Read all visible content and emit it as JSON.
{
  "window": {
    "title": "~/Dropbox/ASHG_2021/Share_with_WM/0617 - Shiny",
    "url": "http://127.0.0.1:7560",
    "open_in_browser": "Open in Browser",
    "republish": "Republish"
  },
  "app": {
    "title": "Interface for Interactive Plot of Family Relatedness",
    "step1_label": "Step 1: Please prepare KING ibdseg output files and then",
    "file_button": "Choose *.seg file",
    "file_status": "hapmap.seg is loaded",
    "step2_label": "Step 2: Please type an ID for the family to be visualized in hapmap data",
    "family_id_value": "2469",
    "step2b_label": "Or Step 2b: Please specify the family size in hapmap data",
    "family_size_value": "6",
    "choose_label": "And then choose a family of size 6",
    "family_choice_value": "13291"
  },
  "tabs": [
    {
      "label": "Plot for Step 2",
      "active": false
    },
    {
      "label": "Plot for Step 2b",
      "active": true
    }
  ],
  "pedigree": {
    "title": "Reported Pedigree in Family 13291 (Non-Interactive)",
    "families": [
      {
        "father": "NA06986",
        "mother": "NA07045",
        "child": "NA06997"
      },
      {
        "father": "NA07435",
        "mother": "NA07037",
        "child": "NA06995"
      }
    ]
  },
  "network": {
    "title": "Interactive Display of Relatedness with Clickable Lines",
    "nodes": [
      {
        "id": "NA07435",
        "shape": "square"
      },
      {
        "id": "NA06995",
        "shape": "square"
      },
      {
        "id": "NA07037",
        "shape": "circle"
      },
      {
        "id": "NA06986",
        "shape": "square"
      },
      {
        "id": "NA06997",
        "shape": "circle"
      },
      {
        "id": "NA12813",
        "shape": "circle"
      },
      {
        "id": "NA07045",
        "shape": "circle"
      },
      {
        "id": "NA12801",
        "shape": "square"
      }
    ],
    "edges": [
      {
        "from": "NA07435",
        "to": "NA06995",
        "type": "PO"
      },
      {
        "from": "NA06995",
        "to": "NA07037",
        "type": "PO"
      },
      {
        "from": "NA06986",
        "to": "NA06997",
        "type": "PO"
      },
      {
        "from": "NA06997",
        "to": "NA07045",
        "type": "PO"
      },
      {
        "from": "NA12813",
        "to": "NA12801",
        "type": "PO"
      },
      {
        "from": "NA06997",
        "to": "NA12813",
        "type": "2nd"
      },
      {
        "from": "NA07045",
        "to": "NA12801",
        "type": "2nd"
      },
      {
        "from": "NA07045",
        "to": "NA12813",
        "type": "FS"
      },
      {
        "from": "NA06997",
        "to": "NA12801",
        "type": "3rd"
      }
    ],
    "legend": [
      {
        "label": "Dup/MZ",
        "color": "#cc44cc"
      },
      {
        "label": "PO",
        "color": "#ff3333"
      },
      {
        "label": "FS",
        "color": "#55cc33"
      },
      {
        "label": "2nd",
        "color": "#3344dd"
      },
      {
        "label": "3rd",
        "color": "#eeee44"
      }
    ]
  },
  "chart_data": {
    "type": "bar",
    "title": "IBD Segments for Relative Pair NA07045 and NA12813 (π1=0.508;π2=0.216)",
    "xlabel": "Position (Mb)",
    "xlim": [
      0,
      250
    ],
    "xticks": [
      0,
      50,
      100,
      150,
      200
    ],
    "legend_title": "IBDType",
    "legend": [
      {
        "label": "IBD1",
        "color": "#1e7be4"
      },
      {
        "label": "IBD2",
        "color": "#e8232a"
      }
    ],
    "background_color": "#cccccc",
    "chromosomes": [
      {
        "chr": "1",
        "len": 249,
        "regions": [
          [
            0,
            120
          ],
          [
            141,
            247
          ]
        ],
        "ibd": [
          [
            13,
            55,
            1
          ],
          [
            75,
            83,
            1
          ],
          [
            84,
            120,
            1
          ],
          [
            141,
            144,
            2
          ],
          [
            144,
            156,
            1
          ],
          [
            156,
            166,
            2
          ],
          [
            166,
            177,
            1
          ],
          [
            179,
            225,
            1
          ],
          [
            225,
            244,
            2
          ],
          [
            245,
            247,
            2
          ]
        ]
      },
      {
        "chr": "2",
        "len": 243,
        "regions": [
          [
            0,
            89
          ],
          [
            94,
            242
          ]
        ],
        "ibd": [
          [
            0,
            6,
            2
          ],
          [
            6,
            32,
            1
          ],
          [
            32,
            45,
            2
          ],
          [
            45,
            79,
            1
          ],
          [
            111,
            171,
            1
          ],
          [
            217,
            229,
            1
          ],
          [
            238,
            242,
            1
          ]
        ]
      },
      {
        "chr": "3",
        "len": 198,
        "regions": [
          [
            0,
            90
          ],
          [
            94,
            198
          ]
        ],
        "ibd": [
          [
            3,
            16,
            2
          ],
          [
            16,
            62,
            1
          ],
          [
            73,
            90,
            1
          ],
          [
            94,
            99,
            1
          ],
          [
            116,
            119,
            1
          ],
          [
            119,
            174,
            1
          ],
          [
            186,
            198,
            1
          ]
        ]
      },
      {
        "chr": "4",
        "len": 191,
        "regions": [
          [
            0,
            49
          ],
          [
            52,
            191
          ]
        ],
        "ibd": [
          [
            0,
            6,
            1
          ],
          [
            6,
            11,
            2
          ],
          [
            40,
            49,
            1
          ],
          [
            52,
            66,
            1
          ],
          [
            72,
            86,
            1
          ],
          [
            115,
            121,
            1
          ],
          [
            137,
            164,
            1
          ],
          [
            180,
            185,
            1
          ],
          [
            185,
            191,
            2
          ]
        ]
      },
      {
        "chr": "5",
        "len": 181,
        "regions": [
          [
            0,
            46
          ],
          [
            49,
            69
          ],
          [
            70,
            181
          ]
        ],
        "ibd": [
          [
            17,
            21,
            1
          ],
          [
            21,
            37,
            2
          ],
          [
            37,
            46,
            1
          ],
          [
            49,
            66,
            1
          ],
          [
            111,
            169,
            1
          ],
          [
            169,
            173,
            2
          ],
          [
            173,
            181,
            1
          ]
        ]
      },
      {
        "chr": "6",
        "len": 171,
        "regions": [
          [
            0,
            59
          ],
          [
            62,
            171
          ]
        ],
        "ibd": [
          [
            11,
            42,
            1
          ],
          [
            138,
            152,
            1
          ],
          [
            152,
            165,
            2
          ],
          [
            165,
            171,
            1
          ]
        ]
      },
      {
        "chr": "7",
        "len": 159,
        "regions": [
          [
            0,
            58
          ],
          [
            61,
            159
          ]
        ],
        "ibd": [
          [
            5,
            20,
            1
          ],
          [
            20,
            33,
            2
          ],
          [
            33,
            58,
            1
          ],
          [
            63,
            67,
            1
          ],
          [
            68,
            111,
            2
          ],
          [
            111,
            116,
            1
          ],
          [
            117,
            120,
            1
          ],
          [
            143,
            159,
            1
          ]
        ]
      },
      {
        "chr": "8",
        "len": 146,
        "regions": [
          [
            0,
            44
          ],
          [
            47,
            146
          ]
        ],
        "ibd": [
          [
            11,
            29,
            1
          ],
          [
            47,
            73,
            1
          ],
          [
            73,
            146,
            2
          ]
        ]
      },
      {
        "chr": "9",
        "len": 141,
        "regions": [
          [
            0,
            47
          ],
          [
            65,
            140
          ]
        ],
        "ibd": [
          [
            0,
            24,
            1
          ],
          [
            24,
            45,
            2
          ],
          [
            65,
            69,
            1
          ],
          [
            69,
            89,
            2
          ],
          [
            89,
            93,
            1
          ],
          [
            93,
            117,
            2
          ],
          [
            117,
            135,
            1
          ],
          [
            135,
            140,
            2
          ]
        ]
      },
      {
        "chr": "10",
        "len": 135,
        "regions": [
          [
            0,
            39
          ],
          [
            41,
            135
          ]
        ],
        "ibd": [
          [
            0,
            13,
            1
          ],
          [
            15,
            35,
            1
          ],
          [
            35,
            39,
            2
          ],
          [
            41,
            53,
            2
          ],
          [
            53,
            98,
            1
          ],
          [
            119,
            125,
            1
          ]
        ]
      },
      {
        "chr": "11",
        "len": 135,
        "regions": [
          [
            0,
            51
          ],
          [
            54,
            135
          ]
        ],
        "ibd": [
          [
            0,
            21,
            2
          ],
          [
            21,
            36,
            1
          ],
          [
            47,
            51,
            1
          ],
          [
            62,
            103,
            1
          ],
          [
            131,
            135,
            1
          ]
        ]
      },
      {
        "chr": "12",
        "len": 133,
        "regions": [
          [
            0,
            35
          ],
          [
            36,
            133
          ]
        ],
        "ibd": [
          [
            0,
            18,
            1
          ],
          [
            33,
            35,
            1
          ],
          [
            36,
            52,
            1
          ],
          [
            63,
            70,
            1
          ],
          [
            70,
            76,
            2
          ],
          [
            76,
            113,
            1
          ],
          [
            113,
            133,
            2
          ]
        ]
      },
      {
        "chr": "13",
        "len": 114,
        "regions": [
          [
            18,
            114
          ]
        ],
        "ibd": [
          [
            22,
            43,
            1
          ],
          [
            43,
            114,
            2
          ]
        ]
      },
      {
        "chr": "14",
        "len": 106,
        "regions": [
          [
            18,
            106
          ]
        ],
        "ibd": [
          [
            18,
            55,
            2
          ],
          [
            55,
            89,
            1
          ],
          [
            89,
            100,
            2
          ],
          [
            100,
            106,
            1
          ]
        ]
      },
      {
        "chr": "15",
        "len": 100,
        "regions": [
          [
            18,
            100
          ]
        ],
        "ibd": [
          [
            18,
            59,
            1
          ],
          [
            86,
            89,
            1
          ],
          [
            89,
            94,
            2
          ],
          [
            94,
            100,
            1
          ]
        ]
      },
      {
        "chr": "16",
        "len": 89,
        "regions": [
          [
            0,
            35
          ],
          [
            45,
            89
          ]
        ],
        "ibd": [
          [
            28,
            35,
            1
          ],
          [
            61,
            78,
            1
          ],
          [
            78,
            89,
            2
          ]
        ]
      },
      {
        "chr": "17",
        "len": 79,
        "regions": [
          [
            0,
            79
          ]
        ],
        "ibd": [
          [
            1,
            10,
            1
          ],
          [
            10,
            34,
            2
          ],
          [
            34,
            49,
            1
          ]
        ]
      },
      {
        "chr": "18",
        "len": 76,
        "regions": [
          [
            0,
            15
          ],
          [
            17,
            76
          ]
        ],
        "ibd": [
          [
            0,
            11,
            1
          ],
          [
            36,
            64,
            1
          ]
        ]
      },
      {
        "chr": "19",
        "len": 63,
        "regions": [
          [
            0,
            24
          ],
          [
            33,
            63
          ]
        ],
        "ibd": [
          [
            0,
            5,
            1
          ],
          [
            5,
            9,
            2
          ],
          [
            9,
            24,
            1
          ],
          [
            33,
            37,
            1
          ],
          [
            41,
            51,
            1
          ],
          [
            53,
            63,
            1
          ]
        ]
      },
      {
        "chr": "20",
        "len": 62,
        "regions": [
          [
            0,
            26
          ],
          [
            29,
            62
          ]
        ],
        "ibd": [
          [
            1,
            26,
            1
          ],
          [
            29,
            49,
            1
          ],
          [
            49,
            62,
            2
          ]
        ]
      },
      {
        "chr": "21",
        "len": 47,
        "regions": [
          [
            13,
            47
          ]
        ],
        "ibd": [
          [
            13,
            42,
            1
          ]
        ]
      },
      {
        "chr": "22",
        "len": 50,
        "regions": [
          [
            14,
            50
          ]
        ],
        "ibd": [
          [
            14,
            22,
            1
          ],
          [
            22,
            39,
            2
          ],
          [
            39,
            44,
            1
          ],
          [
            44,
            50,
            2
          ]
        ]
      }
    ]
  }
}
◆ ◆ ◆
= Task prompt =
Write out every line of the data that holds the word "Plot".

= Task answer =
    "title": "Interface for Interactive Plot of Family Relatedness",
      "label": "Plot for Step 2",
      "label": "Plot for Step 2b",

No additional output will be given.